%%

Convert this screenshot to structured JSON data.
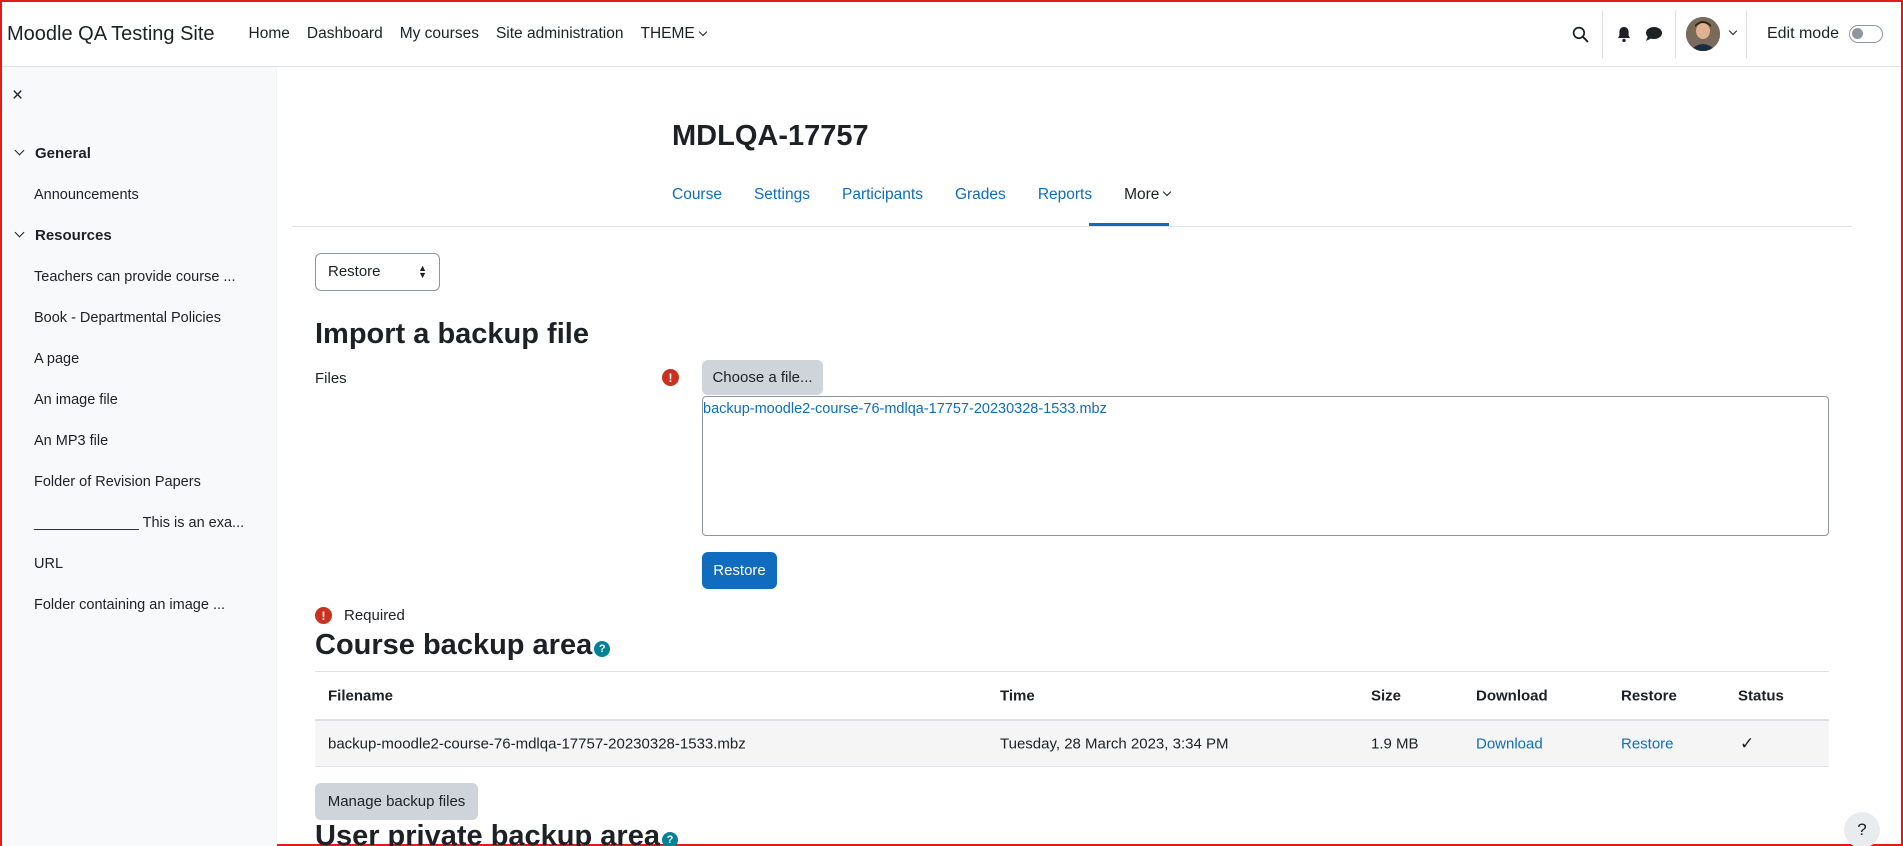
{
  "navbar": {
    "brand": "Moodle QA Testing Site",
    "items": [
      "Home",
      "Dashboard",
      "My courses",
      "Site administration",
      "THEME"
    ],
    "edit_mode_label": "Edit mode"
  },
  "drawer": {
    "close_symbol": "×",
    "sections": [
      {
        "label": "General",
        "items": [
          "Announcements"
        ]
      },
      {
        "label": "Resources",
        "items": [
          "Teachers can provide course ...",
          "Book - Departmental Policies",
          "A page",
          "An image file",
          "An MP3 file",
          "Folder of Revision Papers",
          "_____________ This is an exa...",
          "URL",
          "Folder containing an image ..."
        ]
      }
    ]
  },
  "course": {
    "title": "MDLQA-17757",
    "tabs": [
      "Course",
      "Settings",
      "Participants",
      "Grades",
      "Reports",
      "More"
    ]
  },
  "action_select": {
    "selected": "Restore"
  },
  "import": {
    "heading": "Import a backup file",
    "files_label": "Files",
    "choose_button": "Choose a file...",
    "selected_file": "backup-moodle2-course-76-mdlqa-17757-20230328-1533.mbz",
    "restore_button": "Restore",
    "required_label": "Required",
    "required_symbol": "!"
  },
  "backup_area": {
    "heading": "Course backup area",
    "help_symbol": "?",
    "columns": [
      "Filename",
      "Time",
      "Size",
      "Download",
      "Restore",
      "Status"
    ],
    "rows": [
      {
        "filename": "backup-moodle2-course-76-mdlqa-17757-20230328-1533.mbz",
        "time": "Tuesday, 28 March 2023, 3:34 PM",
        "size": "1.9 MB",
        "download": "Download",
        "restore": "Restore",
        "status": "✓"
      }
    ],
    "manage_button": "Manage backup files"
  },
  "private_area": {
    "heading": "User private backup area"
  },
  "help_fab": "?",
  "colors": {
    "primary": "#0f6cbf",
    "danger": "#ca3120",
    "info": "#008196"
  }
}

%%

— What is expected —
Copy the listing word for word, excluding its pictures.

— Written solution —
Convert this screenshot to structured JSON data.
{
  "navbar": {
    "brand": "Moodle QA Testing Site",
    "items": [
      "Home",
      "Dashboard",
      "My courses",
      "Site administration",
      "THEME"
    ],
    "edit_mode_label": "Edit mode"
  },
  "drawer": {
    "close_symbol": "×",
    "sections": [
      {
        "label": "General",
        "items": [
          "Announcements"
        ]
      },
      {
        "label": "Resources",
        "items": [
          "Teachers can provide course ...",
          "Book - Departmental Policies",
          "A page",
          "An image file",
          "An MP3 file",
          "Folder of Revision Papers",
          "_____________ This is an exa...",
          "URL",
          "Folder containing an image ..."
        ]
      }
    ]
  },
  "course": {
    "title": "MDLQA-17757",
    "tabs": [
      "Course",
      "Settings",
      "Participants",
      "Grades",
      "Reports",
      "More"
    ]
  },
  "action_select": {
    "selected": "Restore"
  },
  "import": {
    "heading": "Import a backup file",
    "files_label": "Files",
    "choose_button": "Choose a file...",
    "selected_file": "backup-moodle2-course-76-mdlqa-17757-20230328-1533.mbz",
    "restore_button": "Restore",
    "required_label": "Required",
    "required_symbol": "!"
  },
  "backup_area": {
    "heading": "Course backup area",
    "help_symbol": "?",
    "columns": [
      "Filename",
      "Time",
      "Size",
      "Download",
      "Restore",
      "Status"
    ],
    "rows": [
      {
        "filename": "backup-moodle2-course-76-mdlqa-17757-20230328-1533.mbz",
        "time": "Tuesday, 28 March 2023, 3:34 PM",
        "size": "1.9 MB",
        "download": "Download",
        "restore": "Restore",
        "status": "✓"
      }
    ],
    "manage_button": "Manage backup files"
  },
  "private_area": {
    "heading": "User private backup area"
  },
  "help_fab": "?",
  "colors": {
    "primary": "#0f6cbf",
    "danger": "#ca3120",
    "info": "#008196"
  }
}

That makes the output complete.